++++ DATA SUPPLIED ++++

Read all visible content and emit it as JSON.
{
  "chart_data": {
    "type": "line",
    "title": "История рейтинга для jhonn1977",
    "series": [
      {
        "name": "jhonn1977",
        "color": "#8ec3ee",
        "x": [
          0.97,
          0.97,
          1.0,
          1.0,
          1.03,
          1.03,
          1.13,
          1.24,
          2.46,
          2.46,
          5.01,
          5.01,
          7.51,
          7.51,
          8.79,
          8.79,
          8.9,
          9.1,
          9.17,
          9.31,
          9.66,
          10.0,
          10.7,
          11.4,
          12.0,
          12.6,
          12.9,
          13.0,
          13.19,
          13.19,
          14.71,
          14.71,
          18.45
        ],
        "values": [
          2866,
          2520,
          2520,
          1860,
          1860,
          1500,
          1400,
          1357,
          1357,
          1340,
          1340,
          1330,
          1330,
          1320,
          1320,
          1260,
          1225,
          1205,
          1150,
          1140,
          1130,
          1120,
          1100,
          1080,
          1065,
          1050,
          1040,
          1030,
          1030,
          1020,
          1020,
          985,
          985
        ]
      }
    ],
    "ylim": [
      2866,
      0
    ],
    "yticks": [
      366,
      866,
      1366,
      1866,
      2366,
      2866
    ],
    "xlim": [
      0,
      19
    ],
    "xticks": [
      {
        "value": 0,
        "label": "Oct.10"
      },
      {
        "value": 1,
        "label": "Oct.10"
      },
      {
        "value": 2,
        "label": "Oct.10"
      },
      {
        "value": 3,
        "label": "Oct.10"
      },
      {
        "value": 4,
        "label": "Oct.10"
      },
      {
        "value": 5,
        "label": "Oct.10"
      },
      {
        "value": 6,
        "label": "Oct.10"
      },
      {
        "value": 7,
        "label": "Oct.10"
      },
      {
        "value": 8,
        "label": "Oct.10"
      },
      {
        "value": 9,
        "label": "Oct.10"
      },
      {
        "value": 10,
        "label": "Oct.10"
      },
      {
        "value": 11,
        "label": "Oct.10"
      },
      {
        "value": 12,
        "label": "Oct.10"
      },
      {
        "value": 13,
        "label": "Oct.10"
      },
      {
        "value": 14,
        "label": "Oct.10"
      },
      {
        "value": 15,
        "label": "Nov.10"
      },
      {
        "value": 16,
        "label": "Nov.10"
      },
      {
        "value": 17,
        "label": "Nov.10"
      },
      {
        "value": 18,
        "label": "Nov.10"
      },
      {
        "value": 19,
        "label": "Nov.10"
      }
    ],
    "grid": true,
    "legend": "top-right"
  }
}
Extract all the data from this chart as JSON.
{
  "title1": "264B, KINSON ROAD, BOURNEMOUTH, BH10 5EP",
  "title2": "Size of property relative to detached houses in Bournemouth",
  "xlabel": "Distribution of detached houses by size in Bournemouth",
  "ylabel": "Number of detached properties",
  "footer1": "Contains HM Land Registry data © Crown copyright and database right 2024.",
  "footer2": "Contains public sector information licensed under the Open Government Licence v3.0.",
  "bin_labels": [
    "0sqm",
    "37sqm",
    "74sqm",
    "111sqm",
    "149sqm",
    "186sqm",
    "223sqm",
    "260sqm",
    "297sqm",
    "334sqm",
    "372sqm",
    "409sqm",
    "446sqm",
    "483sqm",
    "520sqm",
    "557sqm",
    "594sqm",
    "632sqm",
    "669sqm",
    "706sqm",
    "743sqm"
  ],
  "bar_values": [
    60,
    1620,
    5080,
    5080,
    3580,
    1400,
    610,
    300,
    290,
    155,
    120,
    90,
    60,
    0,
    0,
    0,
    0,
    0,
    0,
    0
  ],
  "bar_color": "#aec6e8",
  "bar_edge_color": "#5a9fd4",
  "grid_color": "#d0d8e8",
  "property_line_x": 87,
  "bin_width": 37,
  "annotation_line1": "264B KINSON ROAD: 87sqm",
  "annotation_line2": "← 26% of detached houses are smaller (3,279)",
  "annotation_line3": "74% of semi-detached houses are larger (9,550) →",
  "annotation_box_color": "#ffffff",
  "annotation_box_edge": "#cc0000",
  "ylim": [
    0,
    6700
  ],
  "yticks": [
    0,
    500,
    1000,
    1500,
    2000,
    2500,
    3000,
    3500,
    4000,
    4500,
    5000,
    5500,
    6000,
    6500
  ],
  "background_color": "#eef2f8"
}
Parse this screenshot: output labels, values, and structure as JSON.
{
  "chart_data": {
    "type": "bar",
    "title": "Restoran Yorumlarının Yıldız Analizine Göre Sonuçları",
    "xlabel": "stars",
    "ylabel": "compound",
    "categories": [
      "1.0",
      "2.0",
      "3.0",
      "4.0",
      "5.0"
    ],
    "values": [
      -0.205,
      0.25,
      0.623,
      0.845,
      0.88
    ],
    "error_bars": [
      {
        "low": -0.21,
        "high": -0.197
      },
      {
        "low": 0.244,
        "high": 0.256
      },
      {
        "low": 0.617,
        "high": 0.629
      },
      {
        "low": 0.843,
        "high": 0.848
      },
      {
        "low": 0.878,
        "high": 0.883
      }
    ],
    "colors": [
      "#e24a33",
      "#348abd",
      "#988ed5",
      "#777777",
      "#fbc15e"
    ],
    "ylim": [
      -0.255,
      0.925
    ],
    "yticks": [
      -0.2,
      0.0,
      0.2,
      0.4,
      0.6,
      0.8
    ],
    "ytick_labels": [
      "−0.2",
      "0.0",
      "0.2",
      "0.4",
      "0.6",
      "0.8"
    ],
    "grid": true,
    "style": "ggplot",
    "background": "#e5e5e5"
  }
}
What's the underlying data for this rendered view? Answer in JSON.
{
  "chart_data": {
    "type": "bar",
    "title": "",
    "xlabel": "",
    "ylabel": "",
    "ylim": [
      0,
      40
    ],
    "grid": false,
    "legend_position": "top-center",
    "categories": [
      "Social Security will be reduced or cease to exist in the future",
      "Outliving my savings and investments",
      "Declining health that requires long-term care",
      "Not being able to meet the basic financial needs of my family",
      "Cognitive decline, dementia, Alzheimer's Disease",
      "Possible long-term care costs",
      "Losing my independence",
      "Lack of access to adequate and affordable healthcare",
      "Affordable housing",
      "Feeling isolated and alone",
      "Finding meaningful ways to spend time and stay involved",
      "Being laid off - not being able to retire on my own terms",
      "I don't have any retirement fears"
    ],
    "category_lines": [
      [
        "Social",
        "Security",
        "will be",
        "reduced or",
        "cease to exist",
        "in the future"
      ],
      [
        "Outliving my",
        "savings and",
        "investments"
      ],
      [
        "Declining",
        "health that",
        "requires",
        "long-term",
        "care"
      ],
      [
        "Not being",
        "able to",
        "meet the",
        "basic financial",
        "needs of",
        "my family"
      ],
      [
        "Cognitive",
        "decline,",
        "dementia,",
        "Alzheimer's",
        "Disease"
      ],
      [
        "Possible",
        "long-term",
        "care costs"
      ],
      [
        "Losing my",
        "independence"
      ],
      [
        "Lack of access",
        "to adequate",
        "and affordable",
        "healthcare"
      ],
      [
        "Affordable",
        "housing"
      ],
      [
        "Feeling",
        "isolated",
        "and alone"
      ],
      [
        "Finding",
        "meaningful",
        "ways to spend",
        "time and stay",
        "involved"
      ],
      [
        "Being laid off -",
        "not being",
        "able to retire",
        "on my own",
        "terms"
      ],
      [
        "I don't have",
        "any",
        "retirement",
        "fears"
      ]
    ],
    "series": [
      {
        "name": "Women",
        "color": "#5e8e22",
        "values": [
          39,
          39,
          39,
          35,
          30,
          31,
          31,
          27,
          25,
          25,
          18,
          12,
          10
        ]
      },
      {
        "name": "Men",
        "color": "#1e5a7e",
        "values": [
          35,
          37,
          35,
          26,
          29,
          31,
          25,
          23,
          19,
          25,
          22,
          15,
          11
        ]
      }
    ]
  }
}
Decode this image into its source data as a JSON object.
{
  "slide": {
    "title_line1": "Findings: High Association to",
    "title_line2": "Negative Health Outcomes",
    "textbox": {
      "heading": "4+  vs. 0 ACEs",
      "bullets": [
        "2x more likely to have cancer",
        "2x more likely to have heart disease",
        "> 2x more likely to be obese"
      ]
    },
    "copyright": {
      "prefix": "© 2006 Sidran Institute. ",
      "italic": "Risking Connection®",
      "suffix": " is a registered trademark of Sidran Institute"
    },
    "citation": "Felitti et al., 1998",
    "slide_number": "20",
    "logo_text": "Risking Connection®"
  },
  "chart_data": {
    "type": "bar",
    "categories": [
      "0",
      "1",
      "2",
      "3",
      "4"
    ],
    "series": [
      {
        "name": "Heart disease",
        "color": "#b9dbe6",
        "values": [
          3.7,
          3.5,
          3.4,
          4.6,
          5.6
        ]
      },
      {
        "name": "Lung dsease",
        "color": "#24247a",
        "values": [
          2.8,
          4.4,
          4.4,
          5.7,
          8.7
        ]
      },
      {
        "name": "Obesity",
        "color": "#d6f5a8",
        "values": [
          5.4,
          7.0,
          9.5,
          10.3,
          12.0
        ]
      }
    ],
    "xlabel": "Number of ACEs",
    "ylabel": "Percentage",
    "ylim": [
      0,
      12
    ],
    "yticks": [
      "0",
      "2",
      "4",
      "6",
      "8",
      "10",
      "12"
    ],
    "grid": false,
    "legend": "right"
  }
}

++++

PROMPT: Count the lines that hold the string "have" and state that number alone.

EXERCISE RESPONSE: 4